__Data entries for graphics__
----------------
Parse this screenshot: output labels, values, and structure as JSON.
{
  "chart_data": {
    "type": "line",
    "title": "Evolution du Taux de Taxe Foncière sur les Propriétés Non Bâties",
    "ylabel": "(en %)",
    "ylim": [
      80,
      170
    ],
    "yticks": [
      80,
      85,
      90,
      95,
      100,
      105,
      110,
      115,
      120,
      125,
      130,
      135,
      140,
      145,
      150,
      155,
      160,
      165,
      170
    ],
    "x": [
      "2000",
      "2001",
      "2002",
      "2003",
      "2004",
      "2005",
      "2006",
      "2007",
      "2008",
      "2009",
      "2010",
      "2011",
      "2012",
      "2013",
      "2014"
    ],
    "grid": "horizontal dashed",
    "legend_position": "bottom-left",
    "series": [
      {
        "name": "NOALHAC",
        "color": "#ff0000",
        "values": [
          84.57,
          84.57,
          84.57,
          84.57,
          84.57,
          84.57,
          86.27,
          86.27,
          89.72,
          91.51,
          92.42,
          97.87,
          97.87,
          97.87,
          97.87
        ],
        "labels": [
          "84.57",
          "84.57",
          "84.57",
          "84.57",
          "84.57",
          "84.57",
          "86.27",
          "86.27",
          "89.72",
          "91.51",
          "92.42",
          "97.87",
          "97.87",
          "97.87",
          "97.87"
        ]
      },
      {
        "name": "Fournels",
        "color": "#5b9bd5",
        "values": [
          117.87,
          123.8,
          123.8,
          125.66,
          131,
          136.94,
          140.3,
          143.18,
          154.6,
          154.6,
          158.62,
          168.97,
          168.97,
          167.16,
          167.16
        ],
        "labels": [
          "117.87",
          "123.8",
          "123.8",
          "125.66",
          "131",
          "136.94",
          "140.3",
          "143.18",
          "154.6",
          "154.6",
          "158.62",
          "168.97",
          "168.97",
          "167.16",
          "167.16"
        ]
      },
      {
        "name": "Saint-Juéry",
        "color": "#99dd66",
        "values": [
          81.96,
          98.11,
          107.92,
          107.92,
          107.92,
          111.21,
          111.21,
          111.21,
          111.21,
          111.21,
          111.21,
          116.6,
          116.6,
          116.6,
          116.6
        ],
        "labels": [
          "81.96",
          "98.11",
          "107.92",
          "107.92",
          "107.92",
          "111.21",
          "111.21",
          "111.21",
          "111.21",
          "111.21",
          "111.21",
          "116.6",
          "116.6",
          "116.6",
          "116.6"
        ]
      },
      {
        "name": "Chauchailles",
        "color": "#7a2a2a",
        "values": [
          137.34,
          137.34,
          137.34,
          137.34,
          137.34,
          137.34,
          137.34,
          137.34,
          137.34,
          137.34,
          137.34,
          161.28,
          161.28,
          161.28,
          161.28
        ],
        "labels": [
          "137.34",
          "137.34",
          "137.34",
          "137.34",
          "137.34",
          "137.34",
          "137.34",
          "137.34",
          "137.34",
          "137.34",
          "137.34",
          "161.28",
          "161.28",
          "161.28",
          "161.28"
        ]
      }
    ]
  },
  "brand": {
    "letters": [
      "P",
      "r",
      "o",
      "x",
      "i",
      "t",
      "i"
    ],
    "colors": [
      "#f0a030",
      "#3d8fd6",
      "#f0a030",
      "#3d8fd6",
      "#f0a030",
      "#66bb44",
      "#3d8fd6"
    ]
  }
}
----------------
Find the word "name" in the entries above and gather every line that holds it.

__Task solution__
        "name": "NOALHAC",
        "name": "Fournels",
        "name": "Saint-Juéry",
        "name": "Chauchailles",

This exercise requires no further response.